• [Task brief]:
Each line containing the word "您驳回后" must be collected.

• [Supplied information]:
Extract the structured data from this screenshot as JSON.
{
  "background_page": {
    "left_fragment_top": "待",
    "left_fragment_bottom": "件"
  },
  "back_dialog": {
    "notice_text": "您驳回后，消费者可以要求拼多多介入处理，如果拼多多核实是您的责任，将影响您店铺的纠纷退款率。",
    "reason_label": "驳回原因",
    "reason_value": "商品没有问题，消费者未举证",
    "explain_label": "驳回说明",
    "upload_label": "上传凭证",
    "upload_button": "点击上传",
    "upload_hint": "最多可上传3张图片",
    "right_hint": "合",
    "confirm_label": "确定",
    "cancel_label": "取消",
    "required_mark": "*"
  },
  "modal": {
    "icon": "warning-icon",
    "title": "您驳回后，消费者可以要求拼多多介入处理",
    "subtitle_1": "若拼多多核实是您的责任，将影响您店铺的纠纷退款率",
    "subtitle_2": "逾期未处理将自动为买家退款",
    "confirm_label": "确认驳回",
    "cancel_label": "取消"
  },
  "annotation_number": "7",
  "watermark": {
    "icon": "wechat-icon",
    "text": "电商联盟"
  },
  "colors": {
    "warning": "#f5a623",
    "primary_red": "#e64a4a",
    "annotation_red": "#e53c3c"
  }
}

• [Correct output]:
    "notice_text": "您驳回后，消费者可以要求拼多多介入处理，如果拼多多核实是您的责任，将影响您店铺的纠纷退款率。",
    "title": "您驳回后，消费者可以要求拼多多介入处理",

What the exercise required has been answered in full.